● Written task: Wherever the string "customer" appears in a line, extract that line.
------------------------------
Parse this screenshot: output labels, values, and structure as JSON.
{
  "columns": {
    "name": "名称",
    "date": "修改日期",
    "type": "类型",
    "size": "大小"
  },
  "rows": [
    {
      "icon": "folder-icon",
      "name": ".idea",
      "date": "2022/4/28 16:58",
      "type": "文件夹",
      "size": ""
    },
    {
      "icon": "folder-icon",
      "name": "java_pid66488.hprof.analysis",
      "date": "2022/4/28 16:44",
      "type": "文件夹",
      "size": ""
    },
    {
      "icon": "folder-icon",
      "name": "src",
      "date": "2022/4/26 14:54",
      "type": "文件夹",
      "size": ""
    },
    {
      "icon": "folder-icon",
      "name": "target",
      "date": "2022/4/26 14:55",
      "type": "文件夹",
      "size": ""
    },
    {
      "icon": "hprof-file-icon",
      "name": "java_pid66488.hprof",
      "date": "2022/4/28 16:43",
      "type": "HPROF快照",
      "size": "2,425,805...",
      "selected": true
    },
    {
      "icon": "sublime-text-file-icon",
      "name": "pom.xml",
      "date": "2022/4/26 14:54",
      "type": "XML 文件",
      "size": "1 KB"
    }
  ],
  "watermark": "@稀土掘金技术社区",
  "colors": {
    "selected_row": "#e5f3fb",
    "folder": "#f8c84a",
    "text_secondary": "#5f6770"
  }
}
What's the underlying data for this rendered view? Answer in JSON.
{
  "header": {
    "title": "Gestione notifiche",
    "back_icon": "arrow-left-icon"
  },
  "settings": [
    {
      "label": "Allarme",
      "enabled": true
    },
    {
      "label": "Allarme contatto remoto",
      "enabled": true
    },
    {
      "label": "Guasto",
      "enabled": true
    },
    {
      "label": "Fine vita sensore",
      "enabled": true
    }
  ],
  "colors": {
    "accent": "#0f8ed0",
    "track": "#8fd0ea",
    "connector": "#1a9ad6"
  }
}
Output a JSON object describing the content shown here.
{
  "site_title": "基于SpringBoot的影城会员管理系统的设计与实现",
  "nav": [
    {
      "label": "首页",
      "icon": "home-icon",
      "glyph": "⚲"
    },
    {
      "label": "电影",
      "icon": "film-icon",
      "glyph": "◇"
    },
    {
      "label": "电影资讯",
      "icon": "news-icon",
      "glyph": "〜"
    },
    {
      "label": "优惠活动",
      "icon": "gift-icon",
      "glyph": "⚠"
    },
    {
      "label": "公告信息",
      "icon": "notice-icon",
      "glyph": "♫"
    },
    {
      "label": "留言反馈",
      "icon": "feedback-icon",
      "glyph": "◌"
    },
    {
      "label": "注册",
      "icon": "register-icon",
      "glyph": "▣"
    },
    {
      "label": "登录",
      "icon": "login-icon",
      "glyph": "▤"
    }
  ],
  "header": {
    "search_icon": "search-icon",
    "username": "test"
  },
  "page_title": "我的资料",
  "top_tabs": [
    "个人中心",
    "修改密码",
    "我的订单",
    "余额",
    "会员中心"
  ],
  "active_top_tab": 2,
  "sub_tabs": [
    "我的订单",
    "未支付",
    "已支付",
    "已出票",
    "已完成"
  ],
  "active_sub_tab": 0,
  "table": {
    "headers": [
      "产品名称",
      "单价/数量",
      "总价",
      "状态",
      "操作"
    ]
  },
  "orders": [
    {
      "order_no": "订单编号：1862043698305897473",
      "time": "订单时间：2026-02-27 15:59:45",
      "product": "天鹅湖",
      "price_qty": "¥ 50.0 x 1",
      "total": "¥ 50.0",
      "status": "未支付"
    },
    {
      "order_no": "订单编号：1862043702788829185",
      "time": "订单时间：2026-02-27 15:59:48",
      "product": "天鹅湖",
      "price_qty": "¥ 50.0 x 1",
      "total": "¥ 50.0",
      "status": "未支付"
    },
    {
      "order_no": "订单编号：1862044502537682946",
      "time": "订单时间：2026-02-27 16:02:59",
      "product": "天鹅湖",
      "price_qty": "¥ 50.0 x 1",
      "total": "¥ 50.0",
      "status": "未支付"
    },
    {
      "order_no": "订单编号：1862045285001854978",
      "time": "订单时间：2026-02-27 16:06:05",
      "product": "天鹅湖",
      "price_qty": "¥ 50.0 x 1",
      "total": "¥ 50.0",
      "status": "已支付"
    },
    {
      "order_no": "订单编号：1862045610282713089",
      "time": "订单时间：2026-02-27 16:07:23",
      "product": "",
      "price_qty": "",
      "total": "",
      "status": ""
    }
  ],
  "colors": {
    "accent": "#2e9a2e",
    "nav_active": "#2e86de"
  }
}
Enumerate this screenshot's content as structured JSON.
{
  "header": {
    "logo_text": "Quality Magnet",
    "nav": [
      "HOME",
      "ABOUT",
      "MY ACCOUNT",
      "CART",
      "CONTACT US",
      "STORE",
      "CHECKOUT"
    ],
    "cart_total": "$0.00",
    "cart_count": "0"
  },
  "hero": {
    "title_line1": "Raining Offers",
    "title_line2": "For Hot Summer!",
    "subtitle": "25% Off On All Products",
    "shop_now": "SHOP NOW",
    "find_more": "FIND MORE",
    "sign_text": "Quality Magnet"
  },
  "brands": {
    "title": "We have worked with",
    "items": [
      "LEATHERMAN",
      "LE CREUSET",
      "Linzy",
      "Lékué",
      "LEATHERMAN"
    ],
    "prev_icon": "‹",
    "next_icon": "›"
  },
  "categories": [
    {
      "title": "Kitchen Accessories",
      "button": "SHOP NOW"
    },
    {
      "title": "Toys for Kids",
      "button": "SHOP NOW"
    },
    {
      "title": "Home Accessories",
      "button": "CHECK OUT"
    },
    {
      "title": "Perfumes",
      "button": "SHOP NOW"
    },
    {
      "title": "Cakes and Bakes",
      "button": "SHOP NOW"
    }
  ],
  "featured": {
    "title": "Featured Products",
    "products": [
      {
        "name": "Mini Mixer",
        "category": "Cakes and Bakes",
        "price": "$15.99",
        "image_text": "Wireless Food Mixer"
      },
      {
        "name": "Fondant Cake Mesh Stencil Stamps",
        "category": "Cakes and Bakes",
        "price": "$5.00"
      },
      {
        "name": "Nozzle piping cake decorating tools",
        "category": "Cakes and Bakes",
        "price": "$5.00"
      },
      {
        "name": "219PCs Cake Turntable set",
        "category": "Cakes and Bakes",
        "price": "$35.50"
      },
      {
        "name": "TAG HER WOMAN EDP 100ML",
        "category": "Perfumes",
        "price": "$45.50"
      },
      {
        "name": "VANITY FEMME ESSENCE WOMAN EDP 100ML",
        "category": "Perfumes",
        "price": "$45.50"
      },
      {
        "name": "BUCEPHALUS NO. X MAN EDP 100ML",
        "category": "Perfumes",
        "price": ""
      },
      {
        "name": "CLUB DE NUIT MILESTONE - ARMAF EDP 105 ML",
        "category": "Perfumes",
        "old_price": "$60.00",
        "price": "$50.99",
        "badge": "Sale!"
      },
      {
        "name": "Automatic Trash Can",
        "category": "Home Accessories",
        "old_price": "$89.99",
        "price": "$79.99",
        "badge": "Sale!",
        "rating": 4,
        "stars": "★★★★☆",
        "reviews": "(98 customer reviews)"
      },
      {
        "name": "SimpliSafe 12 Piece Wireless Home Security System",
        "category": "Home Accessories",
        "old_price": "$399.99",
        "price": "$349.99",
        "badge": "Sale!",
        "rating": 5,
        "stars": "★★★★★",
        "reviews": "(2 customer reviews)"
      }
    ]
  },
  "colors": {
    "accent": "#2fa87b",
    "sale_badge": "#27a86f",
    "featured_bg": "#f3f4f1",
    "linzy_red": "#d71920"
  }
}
------------------------------
● Reply:
        "reviews": "(98 customer reviews)"
        "reviews": "(2 customer reviews)"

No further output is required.